Entries from a dataset:
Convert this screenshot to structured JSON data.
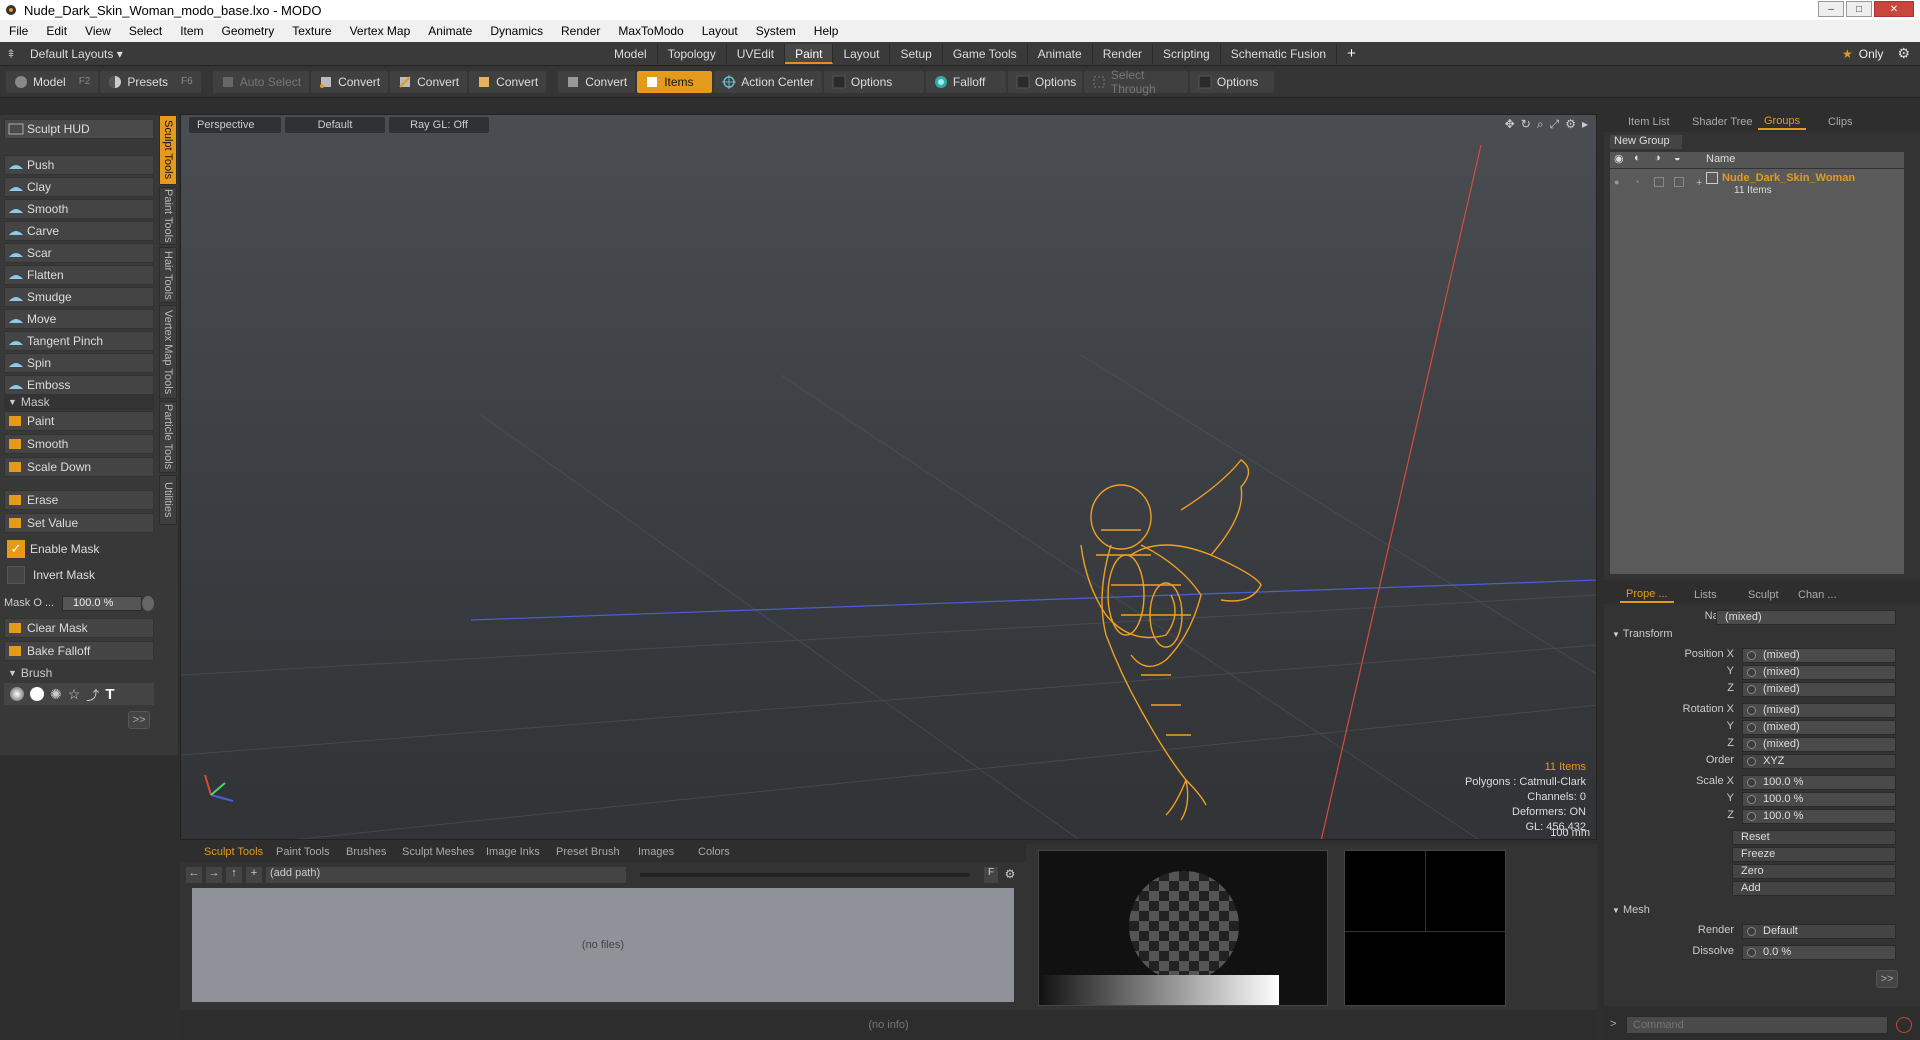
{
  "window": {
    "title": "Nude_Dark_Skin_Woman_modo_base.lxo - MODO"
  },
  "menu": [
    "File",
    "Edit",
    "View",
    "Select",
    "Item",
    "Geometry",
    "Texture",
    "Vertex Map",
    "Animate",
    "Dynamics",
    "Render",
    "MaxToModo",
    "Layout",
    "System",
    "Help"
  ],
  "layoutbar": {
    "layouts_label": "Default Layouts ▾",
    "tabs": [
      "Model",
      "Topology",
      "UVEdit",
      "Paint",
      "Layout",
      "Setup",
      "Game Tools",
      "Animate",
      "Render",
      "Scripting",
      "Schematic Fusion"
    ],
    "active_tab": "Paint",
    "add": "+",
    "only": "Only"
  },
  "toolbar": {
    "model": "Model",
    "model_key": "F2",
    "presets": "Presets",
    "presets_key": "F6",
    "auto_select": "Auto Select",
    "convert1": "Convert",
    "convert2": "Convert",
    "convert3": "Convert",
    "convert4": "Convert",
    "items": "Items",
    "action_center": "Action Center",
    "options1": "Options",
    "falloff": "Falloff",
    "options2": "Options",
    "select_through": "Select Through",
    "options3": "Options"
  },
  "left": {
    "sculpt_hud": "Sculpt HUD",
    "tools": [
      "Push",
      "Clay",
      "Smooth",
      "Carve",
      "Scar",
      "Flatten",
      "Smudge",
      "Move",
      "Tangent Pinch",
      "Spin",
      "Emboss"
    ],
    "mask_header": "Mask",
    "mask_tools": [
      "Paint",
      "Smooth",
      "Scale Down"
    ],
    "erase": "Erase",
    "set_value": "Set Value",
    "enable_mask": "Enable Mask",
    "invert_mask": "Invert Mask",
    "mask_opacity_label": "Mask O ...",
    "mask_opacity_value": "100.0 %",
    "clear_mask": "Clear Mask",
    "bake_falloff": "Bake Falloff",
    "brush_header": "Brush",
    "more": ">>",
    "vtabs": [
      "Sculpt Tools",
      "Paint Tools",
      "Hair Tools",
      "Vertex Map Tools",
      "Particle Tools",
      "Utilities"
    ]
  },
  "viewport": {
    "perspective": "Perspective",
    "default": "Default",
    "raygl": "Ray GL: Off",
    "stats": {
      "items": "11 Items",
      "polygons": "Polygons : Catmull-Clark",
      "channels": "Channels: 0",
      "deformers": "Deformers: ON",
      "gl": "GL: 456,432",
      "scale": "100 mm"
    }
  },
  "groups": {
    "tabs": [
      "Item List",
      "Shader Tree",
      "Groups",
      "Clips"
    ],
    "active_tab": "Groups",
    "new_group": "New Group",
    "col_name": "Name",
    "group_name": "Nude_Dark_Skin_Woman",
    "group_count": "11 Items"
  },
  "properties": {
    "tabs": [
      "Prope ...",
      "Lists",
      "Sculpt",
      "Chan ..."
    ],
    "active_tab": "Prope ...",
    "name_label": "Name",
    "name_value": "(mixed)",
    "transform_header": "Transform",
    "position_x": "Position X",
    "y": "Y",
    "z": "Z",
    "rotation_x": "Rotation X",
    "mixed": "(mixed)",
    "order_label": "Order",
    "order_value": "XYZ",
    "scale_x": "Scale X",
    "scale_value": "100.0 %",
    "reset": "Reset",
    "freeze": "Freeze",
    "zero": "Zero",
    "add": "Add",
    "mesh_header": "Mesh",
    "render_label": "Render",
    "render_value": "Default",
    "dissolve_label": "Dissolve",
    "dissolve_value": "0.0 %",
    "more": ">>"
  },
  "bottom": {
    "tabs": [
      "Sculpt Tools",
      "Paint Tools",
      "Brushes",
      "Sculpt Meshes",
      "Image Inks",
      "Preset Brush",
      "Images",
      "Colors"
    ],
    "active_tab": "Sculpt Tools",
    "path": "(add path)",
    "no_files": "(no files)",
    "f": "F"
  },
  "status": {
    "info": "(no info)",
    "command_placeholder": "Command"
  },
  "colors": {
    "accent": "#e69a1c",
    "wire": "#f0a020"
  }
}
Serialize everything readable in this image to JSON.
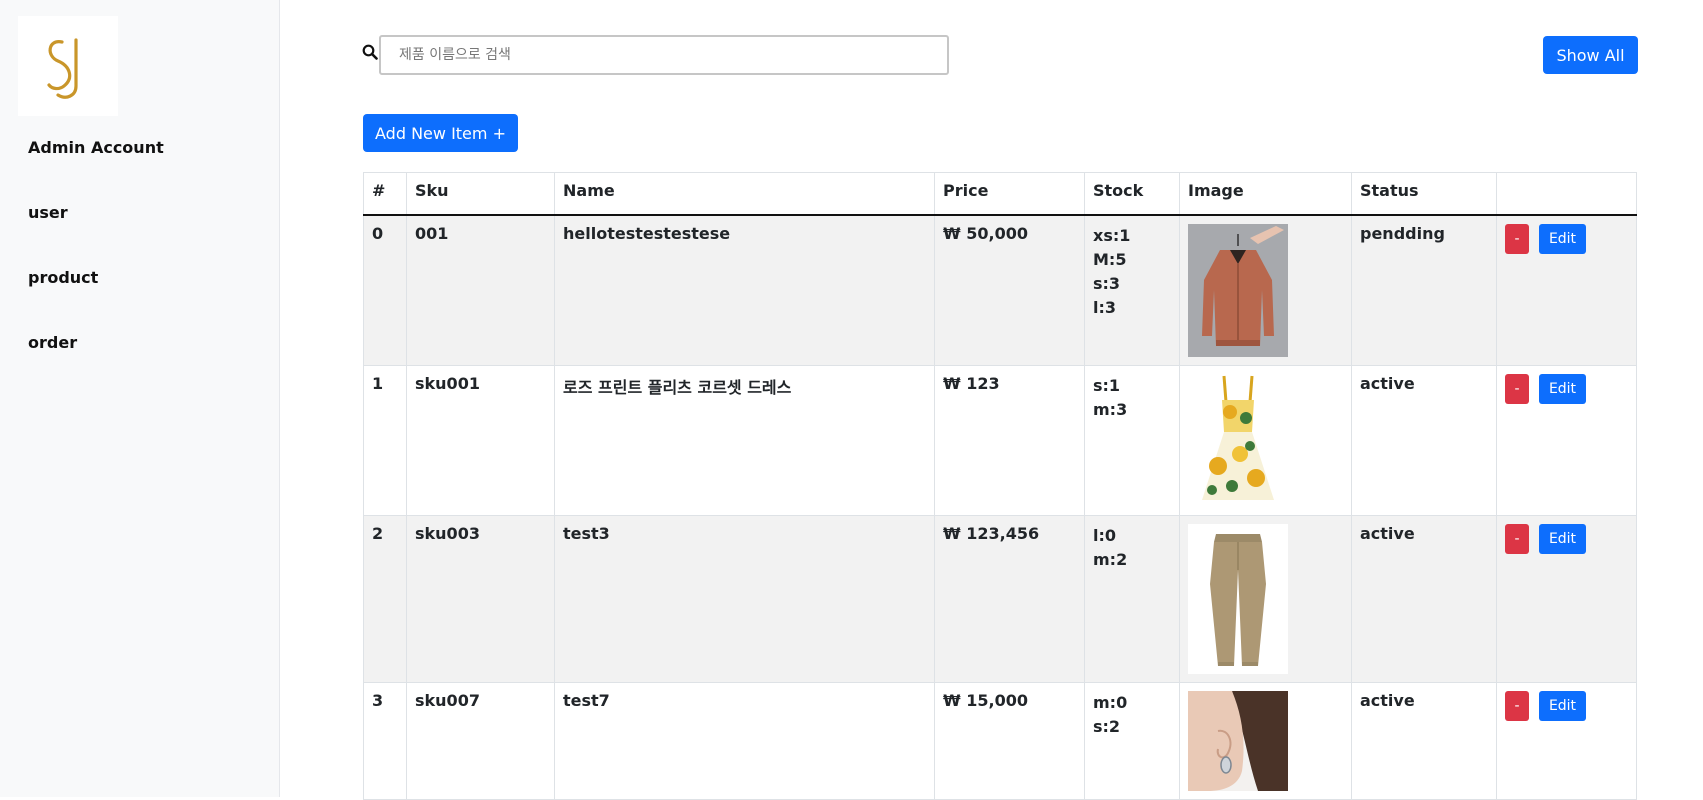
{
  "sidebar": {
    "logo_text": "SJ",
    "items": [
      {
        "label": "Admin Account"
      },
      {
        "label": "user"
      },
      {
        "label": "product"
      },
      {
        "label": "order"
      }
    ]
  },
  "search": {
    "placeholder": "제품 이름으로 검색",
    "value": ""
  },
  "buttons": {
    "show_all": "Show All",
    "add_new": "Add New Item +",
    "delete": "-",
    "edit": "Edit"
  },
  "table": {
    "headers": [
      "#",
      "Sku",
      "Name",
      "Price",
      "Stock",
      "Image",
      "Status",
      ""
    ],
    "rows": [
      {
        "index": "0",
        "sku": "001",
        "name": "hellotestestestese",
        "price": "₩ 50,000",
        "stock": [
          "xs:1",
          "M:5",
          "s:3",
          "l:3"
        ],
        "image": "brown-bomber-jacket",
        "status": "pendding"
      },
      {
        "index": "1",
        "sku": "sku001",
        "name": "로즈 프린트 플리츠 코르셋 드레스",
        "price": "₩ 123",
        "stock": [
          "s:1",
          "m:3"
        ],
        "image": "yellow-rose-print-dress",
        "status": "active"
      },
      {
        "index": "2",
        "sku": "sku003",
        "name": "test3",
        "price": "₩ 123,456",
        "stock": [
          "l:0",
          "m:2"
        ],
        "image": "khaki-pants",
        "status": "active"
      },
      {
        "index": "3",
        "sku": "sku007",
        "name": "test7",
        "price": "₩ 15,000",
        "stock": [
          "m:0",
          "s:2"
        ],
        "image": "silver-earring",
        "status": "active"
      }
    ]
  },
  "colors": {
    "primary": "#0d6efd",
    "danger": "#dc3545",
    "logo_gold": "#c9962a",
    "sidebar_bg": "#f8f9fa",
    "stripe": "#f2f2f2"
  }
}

Exercise brief: Search the preceding listing for "this" and extract every line where it is found.

Task answer:
Convert this screenshot to structured JSON data.
Serialize everything readable in this image to JSON.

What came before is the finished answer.